## Exercise
Copy the records below word for word, leaving out the pictures.

## Record list
╭──
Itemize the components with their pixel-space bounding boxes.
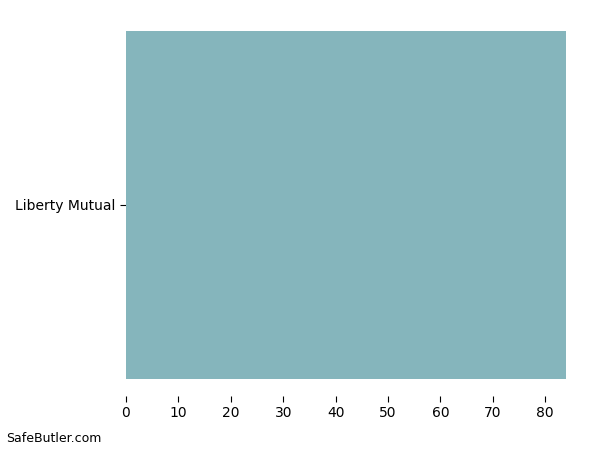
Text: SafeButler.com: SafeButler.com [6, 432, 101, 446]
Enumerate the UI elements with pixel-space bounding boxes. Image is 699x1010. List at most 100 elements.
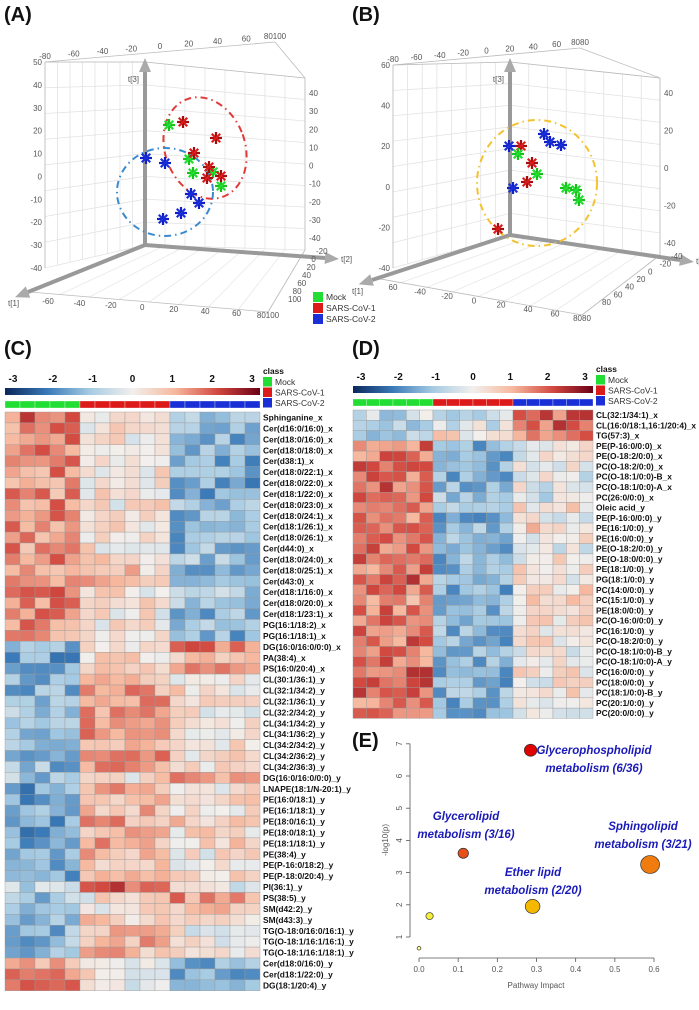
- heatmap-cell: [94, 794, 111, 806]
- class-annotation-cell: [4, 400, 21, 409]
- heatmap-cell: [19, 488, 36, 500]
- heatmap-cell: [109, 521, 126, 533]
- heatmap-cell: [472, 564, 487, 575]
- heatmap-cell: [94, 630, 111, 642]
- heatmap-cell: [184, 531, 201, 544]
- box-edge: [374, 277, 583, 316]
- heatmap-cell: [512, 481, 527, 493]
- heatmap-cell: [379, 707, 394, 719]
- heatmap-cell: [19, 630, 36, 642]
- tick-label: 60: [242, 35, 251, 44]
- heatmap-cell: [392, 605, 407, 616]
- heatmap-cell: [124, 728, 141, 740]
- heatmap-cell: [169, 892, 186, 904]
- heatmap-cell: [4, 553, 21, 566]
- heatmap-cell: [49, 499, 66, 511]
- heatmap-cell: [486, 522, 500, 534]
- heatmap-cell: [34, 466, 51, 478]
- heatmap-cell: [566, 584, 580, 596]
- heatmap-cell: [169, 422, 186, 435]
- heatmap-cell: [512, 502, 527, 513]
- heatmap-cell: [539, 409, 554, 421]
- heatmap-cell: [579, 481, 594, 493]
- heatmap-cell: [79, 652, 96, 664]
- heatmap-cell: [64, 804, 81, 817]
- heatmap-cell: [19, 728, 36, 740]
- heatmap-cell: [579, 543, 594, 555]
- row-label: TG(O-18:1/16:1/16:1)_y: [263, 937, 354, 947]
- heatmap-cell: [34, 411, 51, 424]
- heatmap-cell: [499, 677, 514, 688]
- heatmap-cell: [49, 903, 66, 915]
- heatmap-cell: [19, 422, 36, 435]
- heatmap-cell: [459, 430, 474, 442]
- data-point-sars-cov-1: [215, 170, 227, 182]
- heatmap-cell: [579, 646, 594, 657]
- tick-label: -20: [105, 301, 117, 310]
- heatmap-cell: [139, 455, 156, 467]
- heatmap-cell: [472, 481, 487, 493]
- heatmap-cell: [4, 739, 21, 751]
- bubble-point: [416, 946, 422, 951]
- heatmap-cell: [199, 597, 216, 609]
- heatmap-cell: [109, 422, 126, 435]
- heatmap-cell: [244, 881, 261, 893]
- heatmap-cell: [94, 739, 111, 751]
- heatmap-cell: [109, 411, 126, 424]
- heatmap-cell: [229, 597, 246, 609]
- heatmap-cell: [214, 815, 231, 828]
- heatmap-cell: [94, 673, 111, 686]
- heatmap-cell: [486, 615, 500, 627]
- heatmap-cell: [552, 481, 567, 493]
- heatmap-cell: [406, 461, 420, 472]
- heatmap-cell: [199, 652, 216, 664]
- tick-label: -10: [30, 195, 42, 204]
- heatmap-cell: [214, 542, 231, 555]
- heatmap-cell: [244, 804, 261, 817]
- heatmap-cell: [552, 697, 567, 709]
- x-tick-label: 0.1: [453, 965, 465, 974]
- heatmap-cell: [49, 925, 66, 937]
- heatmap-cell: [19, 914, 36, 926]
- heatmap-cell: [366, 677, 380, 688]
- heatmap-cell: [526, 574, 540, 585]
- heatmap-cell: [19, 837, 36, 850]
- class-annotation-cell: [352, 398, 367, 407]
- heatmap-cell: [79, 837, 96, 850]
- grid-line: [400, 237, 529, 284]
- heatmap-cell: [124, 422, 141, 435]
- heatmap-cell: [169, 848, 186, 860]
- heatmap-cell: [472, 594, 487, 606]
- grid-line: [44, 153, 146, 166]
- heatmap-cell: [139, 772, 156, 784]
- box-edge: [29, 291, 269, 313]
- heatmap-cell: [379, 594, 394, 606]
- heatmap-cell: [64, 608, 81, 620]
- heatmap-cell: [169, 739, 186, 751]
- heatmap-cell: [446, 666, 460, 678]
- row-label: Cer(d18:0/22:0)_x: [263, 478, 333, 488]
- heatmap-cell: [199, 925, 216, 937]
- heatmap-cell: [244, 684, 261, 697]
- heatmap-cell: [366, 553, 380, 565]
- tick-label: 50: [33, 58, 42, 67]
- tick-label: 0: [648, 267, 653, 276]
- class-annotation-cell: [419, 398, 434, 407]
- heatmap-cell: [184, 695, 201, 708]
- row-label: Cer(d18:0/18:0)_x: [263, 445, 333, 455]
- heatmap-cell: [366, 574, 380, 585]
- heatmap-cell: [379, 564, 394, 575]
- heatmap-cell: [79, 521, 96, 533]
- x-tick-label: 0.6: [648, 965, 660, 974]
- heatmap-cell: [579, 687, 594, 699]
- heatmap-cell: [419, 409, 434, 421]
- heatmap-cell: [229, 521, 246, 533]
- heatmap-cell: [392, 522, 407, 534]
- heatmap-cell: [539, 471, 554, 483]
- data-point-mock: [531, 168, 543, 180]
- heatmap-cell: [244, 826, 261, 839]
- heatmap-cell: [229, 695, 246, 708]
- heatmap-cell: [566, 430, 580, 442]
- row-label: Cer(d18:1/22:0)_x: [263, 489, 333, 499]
╰──
## Written answer
Itemize the components with their pixel-space bounding boxes.
Text: SafeButler.com: SafeButler.com [6, 432, 101, 446]
Enumerate the UI elements with pixel-space bounding boxes. Image is 699x1010. List at most 100 elements.
- heatmap-cell: [94, 794, 111, 806]
- class-annotation-cell: [4, 400, 21, 409]
- heatmap-cell: [19, 488, 36, 500]
- heatmap-cell: [109, 521, 126, 533]
- heatmap-cell: [472, 564, 487, 575]
- heatmap-cell: [94, 630, 111, 642]
- heatmap-cell: [184, 531, 201, 544]
- box-edge: [374, 277, 583, 316]
- heatmap-cell: [512, 481, 527, 493]
- heatmap-cell: [379, 707, 394, 719]
- heatmap-cell: [19, 630, 36, 642]
- tick-label: 60: [242, 35, 251, 44]
- heatmap-cell: [392, 605, 407, 616]
- heatmap-cell: [124, 728, 141, 740]
- heatmap-cell: [169, 892, 186, 904]
- heatmap-cell: [4, 553, 21, 566]
- heatmap-cell: [49, 499, 66, 511]
- heatmap-cell: [486, 522, 500, 534]
- heatmap-cell: [34, 466, 51, 478]
- heatmap-cell: [566, 584, 580, 596]
- heatmap-cell: [169, 422, 186, 435]
- heatmap-cell: [512, 502, 527, 513]
- heatmap-cell: [539, 409, 554, 421]
- heatmap-cell: [579, 481, 594, 493]
- heatmap-cell: [79, 652, 96, 664]
- heatmap-cell: [64, 804, 81, 817]
- heatmap-cell: [19, 728, 36, 740]
- heatmap-cell: [579, 543, 594, 555]
- row-label: TG(O-18:1/16:1/16:1)_y: [263, 937, 354, 947]
- heatmap-cell: [34, 411, 51, 424]
- heatmap-cell: [499, 677, 514, 688]
- heatmap-cell: [49, 903, 66, 915]
- heatmap-cell: [19, 422, 36, 435]
- heatmap-cell: [459, 430, 474, 442]
- data-point-sars-cov-1: [215, 170, 227, 182]
- heatmap-cell: [579, 646, 594, 657]
- tick-label: -20: [105, 301, 117, 310]
- heatmap-cell: [139, 455, 156, 467]
- heatmap-cell: [472, 481, 487, 493]
- heatmap-cell: [4, 739, 21, 751]
- bubble-point: [416, 946, 422, 951]
- heatmap-cell: [199, 597, 216, 609]
- heatmap-cell: [109, 422, 126, 435]
- heatmap-cell: [244, 881, 261, 893]
- heatmap-cell: [94, 739, 111, 751]
- heatmap-cell: [109, 411, 126, 424]
- heatmap-cell: [229, 597, 246, 609]
- heatmap-cell: [214, 815, 231, 828]
- heatmap-cell: [94, 673, 111, 686]
- heatmap-cell: [486, 615, 500, 627]
- heatmap-cell: [552, 481, 567, 493]
- heatmap-cell: [406, 461, 420, 472]
- heatmap-cell: [199, 652, 216, 664]
- tick-label: -10: [30, 195, 42, 204]
- heatmap-cell: [214, 542, 231, 555]
- heatmap-cell: [244, 804, 261, 817]
- heatmap-cell: [552, 697, 567, 709]
- x-tick-label: 0.1: [453, 965, 465, 974]
- heatmap-cell: [49, 925, 66, 937]
- heatmap-cell: [19, 914, 36, 926]
- heatmap-cell: [366, 677, 380, 688]
- heatmap-cell: [526, 574, 540, 585]
- heatmap-cell: [19, 837, 36, 850]
- class-annotation-cell: [352, 398, 367, 407]
- heatmap-cell: [79, 837, 96, 850]
- grid-line: [400, 237, 529, 284]
- heatmap-cell: [124, 422, 141, 435]
- heatmap-cell: [169, 848, 186, 860]
- heatmap-cell: [472, 594, 487, 606]
- grid-line: [44, 153, 146, 166]
- heatmap-cell: [139, 772, 156, 784]
- box-edge: [29, 291, 269, 313]
- heatmap-cell: [379, 594, 394, 606]
- heatmap-cell: [64, 608, 81, 620]
- heatmap-cell: [169, 739, 186, 751]
- heatmap-cell: [446, 666, 460, 678]
- row-label: Cer(d18:0/22:0)_x: [263, 478, 333, 488]
- heatmap-cell: [199, 925, 216, 937]
- heatmap-cell: [244, 684, 261, 697]
- heatmap-cell: [366, 553, 380, 565]
- tick-label: 50: [33, 58, 42, 67]
- tick-label: 0: [648, 267, 653, 276]
- class-annotation-cell: [419, 398, 434, 407]
- heatmap-cell: [184, 695, 201, 708]
- row-label: Cer(d18:0/18:0)_x: [263, 445, 333, 455]
- heatmap-cell: [366, 574, 380, 585]
- heatmap-cell: [379, 564, 394, 575]
- heatmap-cell: [79, 521, 96, 533]
- x-tick-label: 0.6: [648, 965, 660, 974]
- heatmap-cell: [579, 687, 594, 699]
- heatmap-cell: [419, 409, 434, 421]
- heatmap-cell: [229, 521, 246, 533]
- heatmap-cell: [392, 522, 407, 534]
- heatmap-cell: [539, 471, 554, 483]
- data-point-mock: [531, 168, 543, 180]
- heatmap-cell: [244, 826, 261, 839]
- heatmap-cell: [229, 695, 246, 708]
- heatmap-cell: [566, 430, 580, 442]
- row-label: Cer(d18:1/22:0)_x: [263, 489, 333, 499]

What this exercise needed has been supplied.